• Problème à résoudre: Recopiez à l'identique, s'il vous plaît, le passage du texte ci-dessous sur le salaire du gouverneur de la BCT, depuis « Comment ose-ton lui » jusqu'à « d’administrateur en chef? » inclus.

• Passage à lire:

_ _ _ _ _ _ _

Suffit-il d’apprendre le montant du salaire d’un individu pour en connaître son niveau de vie, les médiations familiales, les personnes à charge? De combien de personnes sa famille est-elle composée : conjoint, enfants, petits-enfants, parents et grand parents? Faute de connaître dans le détail toutes ces informations il est impossible d’établir quelque lien que ce soit sur la décence ou l’indécence de gagner plus de 28.000 dinars par mois !

Une confortable rente

Par conséquent, comment peut-on adresser au gouverneur de la Banque centrale de Tunisie (BCT) l’inconvenant reproche public de vouloir s’enrichir sur le dos des contribuables en quintuplant son salaire?

Comment ose-ton lui signifier par une campagne médiatique calomnieuse sur ce qui est devenu un délit pour les deux sous de satisfaction vaniteuse que lui procure son exorbitant salaire d’administrateur en chef?

_ _ _ _ _ _ _

• Liste:

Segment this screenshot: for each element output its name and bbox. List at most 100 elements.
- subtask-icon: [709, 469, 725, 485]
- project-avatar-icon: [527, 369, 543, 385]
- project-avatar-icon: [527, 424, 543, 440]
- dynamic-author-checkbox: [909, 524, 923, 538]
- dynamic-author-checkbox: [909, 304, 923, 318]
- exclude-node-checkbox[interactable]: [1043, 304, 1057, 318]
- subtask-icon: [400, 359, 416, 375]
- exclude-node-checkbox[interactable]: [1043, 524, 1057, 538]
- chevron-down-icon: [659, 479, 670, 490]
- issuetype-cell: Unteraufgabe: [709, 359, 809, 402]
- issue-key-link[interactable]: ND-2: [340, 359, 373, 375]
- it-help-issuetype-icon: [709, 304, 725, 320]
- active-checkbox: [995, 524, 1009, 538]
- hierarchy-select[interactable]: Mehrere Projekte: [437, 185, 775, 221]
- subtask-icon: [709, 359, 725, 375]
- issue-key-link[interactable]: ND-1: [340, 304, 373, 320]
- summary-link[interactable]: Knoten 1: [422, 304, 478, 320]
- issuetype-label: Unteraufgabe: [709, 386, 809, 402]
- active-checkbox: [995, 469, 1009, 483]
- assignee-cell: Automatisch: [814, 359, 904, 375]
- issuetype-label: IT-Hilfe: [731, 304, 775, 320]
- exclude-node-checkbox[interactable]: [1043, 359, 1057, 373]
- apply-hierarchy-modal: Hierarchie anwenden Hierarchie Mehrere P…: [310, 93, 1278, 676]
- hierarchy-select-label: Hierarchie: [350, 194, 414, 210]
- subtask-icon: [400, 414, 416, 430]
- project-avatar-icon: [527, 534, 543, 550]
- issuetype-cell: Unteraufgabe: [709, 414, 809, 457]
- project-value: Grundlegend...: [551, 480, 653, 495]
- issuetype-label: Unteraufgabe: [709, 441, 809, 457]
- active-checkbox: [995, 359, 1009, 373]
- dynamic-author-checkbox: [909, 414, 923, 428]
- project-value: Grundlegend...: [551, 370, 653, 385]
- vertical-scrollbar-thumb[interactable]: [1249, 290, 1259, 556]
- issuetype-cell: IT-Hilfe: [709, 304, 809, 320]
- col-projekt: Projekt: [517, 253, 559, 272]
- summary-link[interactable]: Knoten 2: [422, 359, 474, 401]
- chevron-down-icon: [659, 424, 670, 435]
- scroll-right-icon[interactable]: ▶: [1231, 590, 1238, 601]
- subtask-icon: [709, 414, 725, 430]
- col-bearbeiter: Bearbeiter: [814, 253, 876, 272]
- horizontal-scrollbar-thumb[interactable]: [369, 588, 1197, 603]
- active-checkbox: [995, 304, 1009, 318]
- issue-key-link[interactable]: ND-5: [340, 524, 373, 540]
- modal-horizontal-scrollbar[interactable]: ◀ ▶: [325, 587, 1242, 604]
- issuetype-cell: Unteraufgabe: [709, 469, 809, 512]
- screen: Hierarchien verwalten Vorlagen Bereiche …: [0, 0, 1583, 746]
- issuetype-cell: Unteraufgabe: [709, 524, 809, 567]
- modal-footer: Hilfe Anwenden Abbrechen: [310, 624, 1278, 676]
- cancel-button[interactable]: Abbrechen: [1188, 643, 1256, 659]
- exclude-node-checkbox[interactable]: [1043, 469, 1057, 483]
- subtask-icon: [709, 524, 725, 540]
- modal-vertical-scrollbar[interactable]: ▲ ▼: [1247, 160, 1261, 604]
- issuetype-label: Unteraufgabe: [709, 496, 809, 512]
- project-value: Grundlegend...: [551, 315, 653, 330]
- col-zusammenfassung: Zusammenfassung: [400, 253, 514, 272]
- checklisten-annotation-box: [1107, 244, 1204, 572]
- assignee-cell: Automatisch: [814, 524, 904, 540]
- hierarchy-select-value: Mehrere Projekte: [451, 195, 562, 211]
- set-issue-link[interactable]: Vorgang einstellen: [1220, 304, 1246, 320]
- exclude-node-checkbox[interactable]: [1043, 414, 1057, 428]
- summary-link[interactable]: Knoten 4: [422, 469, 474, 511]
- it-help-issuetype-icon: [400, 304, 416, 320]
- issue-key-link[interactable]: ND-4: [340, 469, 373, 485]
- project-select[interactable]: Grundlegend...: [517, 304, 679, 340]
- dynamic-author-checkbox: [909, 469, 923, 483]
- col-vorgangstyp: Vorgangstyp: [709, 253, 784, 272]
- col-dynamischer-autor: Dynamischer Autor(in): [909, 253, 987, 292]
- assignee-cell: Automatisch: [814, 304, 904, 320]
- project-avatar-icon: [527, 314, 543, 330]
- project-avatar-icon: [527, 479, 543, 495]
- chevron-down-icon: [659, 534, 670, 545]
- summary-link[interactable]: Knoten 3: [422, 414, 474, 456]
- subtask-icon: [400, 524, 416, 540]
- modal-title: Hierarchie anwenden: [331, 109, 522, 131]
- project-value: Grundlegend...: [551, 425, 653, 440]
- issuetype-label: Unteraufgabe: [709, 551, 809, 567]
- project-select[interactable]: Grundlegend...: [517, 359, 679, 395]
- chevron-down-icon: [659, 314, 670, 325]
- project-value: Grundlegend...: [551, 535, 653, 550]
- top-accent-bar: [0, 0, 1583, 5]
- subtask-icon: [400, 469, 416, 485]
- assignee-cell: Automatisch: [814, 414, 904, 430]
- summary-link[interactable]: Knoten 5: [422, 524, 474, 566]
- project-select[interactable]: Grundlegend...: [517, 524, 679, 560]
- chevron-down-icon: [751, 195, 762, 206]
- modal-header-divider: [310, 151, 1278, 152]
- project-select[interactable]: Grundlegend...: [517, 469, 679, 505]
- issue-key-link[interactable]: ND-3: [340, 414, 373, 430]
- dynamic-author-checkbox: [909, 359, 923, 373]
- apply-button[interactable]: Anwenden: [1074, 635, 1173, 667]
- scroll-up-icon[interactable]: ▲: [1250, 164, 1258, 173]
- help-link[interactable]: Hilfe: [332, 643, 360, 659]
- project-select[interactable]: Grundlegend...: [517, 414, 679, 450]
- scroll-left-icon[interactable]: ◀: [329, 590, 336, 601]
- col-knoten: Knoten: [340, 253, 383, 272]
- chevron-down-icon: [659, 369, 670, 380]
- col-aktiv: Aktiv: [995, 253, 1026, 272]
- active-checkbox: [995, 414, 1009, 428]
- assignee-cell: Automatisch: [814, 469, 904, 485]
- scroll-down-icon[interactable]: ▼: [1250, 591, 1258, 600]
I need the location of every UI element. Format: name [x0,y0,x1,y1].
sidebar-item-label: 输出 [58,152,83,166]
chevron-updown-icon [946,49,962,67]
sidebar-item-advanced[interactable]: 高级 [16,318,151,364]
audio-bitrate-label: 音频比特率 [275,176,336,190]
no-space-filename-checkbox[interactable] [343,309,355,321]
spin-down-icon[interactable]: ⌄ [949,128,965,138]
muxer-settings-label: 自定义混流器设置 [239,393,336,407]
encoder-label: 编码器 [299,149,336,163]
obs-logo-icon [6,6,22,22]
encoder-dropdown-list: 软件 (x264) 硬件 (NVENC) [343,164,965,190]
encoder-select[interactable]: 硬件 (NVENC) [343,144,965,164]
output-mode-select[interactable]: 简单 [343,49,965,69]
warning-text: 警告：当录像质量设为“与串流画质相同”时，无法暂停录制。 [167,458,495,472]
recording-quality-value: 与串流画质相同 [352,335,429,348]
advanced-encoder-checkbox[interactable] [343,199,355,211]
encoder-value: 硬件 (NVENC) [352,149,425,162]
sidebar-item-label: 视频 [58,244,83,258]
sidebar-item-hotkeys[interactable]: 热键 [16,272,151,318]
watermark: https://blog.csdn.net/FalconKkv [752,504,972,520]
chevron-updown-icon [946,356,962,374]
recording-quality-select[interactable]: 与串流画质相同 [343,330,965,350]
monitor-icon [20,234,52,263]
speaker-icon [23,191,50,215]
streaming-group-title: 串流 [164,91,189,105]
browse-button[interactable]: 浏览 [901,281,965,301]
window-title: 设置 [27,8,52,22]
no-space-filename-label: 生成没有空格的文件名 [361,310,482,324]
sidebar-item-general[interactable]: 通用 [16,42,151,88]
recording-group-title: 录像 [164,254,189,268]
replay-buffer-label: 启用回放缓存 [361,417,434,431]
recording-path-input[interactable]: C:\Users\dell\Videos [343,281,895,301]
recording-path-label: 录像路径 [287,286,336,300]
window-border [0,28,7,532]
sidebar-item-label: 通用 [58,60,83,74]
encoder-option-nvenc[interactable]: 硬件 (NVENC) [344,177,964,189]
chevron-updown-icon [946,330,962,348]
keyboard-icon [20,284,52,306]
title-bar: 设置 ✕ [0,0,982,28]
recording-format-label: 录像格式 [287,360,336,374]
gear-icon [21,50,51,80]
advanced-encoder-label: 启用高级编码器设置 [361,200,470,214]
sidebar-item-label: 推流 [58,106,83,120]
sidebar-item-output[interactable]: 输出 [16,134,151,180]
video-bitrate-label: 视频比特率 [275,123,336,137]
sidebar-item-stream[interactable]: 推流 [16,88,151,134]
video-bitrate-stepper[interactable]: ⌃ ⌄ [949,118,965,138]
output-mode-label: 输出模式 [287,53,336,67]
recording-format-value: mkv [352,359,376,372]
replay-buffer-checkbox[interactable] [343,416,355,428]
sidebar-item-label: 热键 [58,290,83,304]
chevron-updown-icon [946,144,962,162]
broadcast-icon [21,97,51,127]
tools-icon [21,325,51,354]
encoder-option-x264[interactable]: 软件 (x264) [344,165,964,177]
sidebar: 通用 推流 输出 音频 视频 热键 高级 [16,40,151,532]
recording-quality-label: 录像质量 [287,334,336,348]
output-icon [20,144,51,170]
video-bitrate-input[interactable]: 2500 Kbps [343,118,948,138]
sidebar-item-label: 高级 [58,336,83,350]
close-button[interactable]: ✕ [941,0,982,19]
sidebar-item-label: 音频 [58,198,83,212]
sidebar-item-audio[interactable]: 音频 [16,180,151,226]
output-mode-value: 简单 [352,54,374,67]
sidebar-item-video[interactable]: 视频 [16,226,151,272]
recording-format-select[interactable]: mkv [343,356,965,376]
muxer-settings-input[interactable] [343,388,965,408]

_ _ _ _ _ _ _

• Bonne réponse:
Comment ose-ton lui signifier par une campagne médiatique calomnieuse sur ce qui est devenu un délit pour les deux sous de satisfaction vaniteuse que lui procure son exorbitant salaire d’administrateur en chef?